> **WHAT IS ASKED**
Every record must be repeated exactly, with no omission.

> **EXERCISE DATA**
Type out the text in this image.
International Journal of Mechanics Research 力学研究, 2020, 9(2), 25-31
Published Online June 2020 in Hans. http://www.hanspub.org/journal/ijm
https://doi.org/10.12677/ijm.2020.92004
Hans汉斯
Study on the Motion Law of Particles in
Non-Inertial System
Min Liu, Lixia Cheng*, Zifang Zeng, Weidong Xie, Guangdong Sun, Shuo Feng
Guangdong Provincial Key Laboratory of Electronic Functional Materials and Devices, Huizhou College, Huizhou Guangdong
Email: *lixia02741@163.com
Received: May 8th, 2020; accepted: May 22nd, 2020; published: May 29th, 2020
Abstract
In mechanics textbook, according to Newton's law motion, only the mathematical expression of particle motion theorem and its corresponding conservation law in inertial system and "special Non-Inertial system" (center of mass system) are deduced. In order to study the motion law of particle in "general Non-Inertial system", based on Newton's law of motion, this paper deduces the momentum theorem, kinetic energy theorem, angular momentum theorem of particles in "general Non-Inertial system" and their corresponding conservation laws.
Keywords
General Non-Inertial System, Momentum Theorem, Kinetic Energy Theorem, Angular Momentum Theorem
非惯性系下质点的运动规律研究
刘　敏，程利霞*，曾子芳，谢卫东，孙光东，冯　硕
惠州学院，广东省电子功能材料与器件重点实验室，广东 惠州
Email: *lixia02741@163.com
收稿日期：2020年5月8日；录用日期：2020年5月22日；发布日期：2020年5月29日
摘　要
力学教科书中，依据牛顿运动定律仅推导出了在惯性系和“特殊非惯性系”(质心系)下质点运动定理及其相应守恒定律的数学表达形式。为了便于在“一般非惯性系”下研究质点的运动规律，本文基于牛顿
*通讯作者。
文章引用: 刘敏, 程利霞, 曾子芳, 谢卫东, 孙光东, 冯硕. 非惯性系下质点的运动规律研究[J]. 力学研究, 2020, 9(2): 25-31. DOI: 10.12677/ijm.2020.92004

> **PROBLEM SOLUTION**
Type out the text in this image.
International Journal of Mechanics Research 力学研究, 2020, 9(2), 25-31
Published Online June 2020 in Hans. http://www.hanspub.org/journal/ijm
https://doi.org/10.12677/ijm.2020.92004
Hans汉斯
Study on the Motion Law of Particles in
Non-Inertial System
Min Liu, Lixia Cheng*, Zifang Zeng, Weidong Xie, Guangdong Sun, Shuo Feng
Guangdong Provincial Key Laboratory of Electronic Functional Materials and Devices, Huizhou College, Huizhou Guangdong
Email: *lixia02741@163.com
Received: May 8th, 2020; accepted: May 22nd, 2020; published: May 29th, 2020
Abstract
In mechanics textbook, according to Newton's law motion, only the mathematical expression of particle motion theorem and its corresponding conservation law in inertial system and "special Non-Inertial system" (center of mass system) are deduced. In order to study the motion law of particle in "general Non-Inertial system", based on Newton's law of motion, this paper deduces the momentum theorem, kinetic energy theorem, angular momentum theorem of particles in "general Non-Inertial system" and their corresponding conservation laws.
Keywords
General Non-Inertial System, Momentum Theorem, Kinetic Energy Theorem, Angular Momentum Theorem
非惯性系下质点的运动规律研究
刘　敏，程利霞*，曾子芳，谢卫东，孙光东，冯　硕
惠州学院，广东省电子功能材料与器件重点实验室，广东 惠州
Email: *lixia02741@163.com
收稿日期：2020年5月8日；录用日期：2020年5月22日；发布日期：2020年5月29日
摘　要
力学教科书中，依据牛顿运动定律仅推导出了在惯性系和“特殊非惯性系”(质心系)下质点运动定理及其相应守恒定律的数学表达形式。为了便于在“一般非惯性系”下研究质点的运动规律，本文基于牛顿
*通讯作者。
文章引用: 刘敏, 程利霞, 曾子芳, 谢卫东, 孙光东, 冯硕. 非惯性系下质点的运动规律研究[J]. 力学研究, 2020, 9(2): 25-31. DOI: 10.12677/ijm.2020.92004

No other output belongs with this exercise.